What to work on:
From the listing below, pull each line that includes "Social".

>> begin Material supplied

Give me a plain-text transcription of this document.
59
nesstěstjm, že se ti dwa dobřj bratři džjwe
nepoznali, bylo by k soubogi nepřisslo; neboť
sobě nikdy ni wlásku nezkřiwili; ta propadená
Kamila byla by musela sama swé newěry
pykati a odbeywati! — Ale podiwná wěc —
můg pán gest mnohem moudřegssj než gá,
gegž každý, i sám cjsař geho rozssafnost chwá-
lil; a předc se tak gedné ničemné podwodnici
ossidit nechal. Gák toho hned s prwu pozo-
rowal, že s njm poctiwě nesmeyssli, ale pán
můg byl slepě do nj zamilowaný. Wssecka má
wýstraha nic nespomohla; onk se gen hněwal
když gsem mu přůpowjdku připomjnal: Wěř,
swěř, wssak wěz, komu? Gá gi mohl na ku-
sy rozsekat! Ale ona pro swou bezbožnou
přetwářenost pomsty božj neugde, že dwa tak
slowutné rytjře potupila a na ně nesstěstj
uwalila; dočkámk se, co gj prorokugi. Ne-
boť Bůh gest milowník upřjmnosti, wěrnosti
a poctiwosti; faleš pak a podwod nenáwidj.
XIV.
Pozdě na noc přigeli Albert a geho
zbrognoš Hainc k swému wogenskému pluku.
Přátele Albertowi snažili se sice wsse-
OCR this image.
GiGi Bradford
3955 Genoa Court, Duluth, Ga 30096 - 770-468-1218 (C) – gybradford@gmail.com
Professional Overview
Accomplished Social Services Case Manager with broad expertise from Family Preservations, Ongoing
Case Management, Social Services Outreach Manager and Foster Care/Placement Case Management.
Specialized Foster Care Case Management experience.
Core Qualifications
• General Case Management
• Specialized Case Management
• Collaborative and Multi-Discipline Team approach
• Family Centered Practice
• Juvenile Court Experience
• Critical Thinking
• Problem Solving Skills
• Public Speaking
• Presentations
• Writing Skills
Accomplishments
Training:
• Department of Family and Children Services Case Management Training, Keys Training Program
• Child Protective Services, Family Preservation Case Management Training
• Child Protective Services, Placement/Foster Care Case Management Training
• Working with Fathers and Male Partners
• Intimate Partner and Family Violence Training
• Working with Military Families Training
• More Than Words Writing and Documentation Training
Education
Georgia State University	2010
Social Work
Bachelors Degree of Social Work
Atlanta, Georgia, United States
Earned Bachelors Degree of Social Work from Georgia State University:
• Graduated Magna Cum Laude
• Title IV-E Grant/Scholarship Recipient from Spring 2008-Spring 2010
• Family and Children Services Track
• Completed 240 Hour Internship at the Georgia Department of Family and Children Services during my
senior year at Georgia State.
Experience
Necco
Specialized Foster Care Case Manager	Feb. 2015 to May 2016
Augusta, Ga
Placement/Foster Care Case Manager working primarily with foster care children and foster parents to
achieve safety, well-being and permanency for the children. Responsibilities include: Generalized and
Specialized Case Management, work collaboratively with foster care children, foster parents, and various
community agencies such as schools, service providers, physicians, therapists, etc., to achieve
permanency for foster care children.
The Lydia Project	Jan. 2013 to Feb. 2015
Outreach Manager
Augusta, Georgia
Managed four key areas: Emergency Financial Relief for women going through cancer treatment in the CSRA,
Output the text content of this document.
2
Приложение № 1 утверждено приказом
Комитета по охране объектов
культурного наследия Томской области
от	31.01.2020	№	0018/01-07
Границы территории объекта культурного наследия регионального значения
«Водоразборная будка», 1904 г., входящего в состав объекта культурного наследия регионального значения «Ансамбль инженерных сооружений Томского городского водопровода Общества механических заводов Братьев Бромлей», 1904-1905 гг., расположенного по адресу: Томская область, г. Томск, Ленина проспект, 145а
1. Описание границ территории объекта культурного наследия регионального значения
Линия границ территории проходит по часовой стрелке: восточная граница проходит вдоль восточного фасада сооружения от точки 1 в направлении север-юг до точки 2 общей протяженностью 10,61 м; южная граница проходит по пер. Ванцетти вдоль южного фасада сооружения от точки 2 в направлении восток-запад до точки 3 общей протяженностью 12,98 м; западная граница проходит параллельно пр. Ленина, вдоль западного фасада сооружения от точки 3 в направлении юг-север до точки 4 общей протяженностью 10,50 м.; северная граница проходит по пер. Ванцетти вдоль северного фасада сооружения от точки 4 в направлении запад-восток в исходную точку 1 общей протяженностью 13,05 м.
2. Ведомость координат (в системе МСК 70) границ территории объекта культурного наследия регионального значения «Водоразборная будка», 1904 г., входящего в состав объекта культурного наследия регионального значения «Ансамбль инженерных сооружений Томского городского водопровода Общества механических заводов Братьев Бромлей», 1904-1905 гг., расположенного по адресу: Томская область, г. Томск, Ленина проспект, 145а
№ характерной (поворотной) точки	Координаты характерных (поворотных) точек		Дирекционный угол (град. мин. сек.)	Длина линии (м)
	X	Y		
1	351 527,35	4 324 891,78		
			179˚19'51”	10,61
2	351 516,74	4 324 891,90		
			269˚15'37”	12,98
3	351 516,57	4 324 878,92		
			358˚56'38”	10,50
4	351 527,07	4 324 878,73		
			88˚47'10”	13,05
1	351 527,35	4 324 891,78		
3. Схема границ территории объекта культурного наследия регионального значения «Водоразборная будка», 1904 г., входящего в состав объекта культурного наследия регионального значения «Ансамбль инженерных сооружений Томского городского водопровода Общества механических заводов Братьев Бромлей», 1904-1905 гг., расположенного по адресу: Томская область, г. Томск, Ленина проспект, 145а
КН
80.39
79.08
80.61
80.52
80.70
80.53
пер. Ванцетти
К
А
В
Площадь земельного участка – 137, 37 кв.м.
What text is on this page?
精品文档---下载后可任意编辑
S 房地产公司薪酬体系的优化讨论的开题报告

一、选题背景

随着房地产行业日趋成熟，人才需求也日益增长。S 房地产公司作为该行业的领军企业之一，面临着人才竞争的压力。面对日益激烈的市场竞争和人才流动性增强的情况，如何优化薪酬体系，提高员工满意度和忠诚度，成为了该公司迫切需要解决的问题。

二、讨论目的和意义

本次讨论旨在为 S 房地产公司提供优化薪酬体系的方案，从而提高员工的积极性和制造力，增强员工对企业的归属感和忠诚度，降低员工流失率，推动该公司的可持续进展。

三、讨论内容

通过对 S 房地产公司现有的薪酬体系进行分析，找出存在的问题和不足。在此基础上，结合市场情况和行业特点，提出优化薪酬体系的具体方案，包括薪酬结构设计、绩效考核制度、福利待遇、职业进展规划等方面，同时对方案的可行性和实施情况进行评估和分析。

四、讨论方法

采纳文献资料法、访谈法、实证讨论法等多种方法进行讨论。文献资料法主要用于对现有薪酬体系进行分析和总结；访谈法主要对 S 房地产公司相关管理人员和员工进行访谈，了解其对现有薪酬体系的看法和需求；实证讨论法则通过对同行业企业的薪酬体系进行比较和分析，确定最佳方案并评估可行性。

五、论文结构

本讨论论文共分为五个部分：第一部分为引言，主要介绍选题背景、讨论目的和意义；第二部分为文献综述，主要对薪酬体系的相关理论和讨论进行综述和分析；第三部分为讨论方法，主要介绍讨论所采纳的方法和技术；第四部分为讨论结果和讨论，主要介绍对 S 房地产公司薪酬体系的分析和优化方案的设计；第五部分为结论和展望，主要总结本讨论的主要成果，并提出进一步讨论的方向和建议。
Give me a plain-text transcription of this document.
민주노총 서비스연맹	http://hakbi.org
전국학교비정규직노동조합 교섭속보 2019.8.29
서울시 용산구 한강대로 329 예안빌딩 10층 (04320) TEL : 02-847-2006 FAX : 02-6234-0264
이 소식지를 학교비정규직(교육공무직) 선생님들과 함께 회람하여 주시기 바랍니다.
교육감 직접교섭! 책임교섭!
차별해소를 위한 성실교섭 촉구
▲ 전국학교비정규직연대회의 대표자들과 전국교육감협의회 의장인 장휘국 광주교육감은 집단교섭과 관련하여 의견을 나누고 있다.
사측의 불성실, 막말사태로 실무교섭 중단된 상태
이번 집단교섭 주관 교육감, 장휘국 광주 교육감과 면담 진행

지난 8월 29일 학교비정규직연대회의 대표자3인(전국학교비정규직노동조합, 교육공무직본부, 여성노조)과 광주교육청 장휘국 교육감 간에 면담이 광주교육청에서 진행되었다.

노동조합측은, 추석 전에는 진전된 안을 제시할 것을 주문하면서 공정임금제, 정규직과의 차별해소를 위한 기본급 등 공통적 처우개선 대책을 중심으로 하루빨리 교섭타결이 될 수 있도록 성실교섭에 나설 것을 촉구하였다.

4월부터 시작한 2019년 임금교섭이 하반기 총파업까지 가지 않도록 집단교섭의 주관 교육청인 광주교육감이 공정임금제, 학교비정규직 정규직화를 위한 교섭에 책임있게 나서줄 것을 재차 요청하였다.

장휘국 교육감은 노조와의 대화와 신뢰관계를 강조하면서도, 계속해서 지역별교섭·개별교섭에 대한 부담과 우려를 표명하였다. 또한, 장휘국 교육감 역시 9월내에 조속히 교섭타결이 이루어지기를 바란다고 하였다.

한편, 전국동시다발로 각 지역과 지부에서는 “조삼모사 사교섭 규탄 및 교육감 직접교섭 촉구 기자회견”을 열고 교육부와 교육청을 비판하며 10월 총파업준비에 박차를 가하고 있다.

>> end Material supplied

Task answer:
Accomplished Social Services Case Manager with broad expertise from Family Preservations, Ongoing
Case Management, Social Services Outreach Manager and Foster Care/Placement Case Management.
Social Work
Bachelors Degree of Social Work
Earned Bachelors Degree of Social Work from Georgia State University:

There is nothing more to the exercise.